→ REQUIRED TASK
Return the full material exactly.

→ DATA
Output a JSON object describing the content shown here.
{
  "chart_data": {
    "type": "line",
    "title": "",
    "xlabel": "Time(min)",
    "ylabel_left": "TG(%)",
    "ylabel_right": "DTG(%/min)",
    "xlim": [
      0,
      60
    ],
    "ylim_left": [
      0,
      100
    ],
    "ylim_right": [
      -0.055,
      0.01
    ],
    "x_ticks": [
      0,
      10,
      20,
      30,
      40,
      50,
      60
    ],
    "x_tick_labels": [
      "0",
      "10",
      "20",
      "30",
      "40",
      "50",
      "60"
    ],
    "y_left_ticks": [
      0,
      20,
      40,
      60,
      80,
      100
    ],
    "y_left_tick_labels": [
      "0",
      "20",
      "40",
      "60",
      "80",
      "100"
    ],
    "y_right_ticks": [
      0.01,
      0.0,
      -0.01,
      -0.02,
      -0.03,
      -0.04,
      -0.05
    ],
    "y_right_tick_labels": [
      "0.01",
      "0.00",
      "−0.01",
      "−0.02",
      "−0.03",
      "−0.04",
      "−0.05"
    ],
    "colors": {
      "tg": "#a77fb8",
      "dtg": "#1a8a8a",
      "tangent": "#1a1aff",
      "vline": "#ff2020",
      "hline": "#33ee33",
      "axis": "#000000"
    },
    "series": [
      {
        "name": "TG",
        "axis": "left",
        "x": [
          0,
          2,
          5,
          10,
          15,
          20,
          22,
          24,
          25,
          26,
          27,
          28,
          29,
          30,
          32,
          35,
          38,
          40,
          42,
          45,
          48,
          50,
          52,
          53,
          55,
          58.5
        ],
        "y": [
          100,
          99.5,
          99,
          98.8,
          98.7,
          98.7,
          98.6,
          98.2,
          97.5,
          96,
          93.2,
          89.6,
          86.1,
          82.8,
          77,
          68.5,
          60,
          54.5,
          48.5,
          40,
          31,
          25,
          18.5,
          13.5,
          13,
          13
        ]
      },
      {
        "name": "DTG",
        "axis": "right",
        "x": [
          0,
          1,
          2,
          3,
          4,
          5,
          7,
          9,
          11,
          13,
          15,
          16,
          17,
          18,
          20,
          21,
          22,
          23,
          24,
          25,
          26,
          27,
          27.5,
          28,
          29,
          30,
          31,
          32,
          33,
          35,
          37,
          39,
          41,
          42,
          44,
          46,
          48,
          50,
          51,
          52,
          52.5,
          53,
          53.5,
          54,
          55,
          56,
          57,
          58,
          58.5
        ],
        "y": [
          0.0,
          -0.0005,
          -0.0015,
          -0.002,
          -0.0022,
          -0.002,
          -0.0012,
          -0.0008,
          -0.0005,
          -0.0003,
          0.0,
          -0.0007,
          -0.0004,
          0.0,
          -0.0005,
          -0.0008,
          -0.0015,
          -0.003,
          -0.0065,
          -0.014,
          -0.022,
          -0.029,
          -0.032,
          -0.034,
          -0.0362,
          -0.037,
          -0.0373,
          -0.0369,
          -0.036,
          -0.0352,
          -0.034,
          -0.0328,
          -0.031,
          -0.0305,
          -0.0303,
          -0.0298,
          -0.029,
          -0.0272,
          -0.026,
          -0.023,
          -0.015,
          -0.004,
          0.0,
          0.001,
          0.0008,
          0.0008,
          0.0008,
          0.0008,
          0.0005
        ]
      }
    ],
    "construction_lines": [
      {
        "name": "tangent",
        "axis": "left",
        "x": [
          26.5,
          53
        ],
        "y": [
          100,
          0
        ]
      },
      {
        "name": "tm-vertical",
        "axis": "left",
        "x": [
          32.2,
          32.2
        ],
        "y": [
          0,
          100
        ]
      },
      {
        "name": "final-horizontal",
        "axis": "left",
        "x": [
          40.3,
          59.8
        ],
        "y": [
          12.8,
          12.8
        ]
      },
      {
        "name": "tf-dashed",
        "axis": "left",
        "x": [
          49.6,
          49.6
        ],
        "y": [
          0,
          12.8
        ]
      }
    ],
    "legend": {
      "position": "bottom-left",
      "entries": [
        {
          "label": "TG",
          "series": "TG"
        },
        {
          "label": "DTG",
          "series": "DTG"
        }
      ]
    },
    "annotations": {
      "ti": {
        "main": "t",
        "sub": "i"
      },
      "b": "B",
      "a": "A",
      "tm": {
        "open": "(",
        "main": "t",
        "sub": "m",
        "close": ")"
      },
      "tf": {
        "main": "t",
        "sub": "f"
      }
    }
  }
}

→ FINISHED EXERCISE
Output a JSON object describing the content shown here.
{
  "chart_data": {
    "type": "line",
    "title": "",
    "xlabel": "Time(min)",
    "ylabel_left": "TG(%)",
    "ylabel_right": "DTG(%/min)",
    "xlim": [
      0,
      60
    ],
    "ylim_left": [
      0,
      100
    ],
    "ylim_right": [
      -0.055,
      0.01
    ],
    "x_ticks": [
      0,
      10,
      20,
      30,
      40,
      50,
      60
    ],
    "x_tick_labels": [
      "0",
      "10",
      "20",
      "30",
      "40",
      "50",
      "60"
    ],
    "y_left_ticks": [
      0,
      20,
      40,
      60,
      80,
      100
    ],
    "y_left_tick_labels": [
      "0",
      "20",
      "40",
      "60",
      "80",
      "100"
    ],
    "y_right_ticks": [
      0.01,
      0.0,
      -0.01,
      -0.02,
      -0.03,
      -0.04,
      -0.05
    ],
    "y_right_tick_labels": [
      "0.01",
      "0.00",
      "−0.01",
      "−0.02",
      "−0.03",
      "−0.04",
      "−0.05"
    ],
    "colors": {
      "tg": "#a77fb8",
      "dtg": "#1a8a8a",
      "tangent": "#1a1aff",
      "vline": "#ff2020",
      "hline": "#33ee33",
      "axis": "#000000"
    },
    "series": [
      {
        "name": "TG",
        "axis": "left",
        "x": [
          0,
          2,
          5,
          10,
          15,
          20,
          22,
          24,
          25,
          26,
          27,
          28,
          29,
          30,
          32,
          35,
          38,
          40,
          42,
          45,
          48,
          50,
          52,
          53,
          55,
          58.5
        ],
        "y": [
          100,
          99.5,
          99,
          98.8,
          98.7,
          98.7,
          98.6,
          98.2,
          97.5,
          96,
          93.2,
          89.6,
          86.1,
          82.8,
          77,
          68.5,
          60,
          54.5,
          48.5,
          40,
          31,
          25,
          18.5,
          13.5,
          13,
          13
        ]
      },
      {
        "name": "DTG",
        "axis": "right",
        "x": [
          0,
          1,
          2,
          3,
          4,
          5,
          7,
          9,
          11,
          13,
          15,
          16,
          17,
          18,
          20,
          21,
          22,
          23,
          24,
          25,
          26,
          27,
          27.5,
          28,
          29,
          30,
          31,
          32,
          33,
          35,
          37,
          39,
          41,
          42,
          44,
          46,
          48,
          50,
          51,
          52,
          52.5,
          53,
          53.5,
          54,
          55,
          56,
          57,
          58,
          58.5
        ],
        "y": [
          0.0,
          -0.0005,
          -0.0015,
          -0.002,
          -0.0022,
          -0.002,
          -0.0012,
          -0.0008,
          -0.0005,
          -0.0003,
          0.0,
          -0.0007,
          -0.0004,
          0.0,
          -0.0005,
          -0.0008,
          -0.0015,
          -0.003,
          -0.0065,
          -0.014,
          -0.022,
          -0.029,
          -0.032,
          -0.034,
          -0.0362,
          -0.037,
          -0.0373,
          -0.0369,
          -0.036,
          -0.0352,
          -0.034,
          -0.0328,
          -0.031,
          -0.0305,
          -0.0303,
          -0.0298,
          -0.029,
          -0.0272,
          -0.026,
          -0.023,
          -0.015,
          -0.004,
          0.0,
          0.001,
          0.0008,
          0.0008,
          0.0008,
          0.0008,
          0.0005
        ]
      }
    ],
    "construction_lines": [
      {
        "name": "tangent",
        "axis": "left",
        "x": [
          26.5,
          53
        ],
        "y": [
          100,
          0
        ]
      },
      {
        "name": "tm-vertical",
        "axis": "left",
        "x": [
          32.2,
          32.2
        ],
        "y": [
          0,
          100
        ]
      },
      {
        "name": "final-horizontal",
        "axis": "left",
        "x": [
          40.3,
          59.8
        ],
        "y": [
          12.8,
          12.8
        ]
      },
      {
        "name": "tf-dashed",
        "axis": "left",
        "x": [
          49.6,
          49.6
        ],
        "y": [
          0,
          12.8
        ]
      }
    ],
    "legend": {
      "position": "bottom-left",
      "entries": [
        {
          "label": "TG",
          "series": "TG"
        },
        {
          "label": "DTG",
          "series": "DTG"
        }
      ]
    },
    "annotations": {
      "ti": {
        "main": "t",
        "sub": "i"
      },
      "b": "B",
      "a": "A",
      "tm": {
        "open": "(",
        "main": "t",
        "sub": "m",
        "close": ")"
      },
      "tf": {
        "main": "t",
        "sub": "f"
      }
    }
  }
}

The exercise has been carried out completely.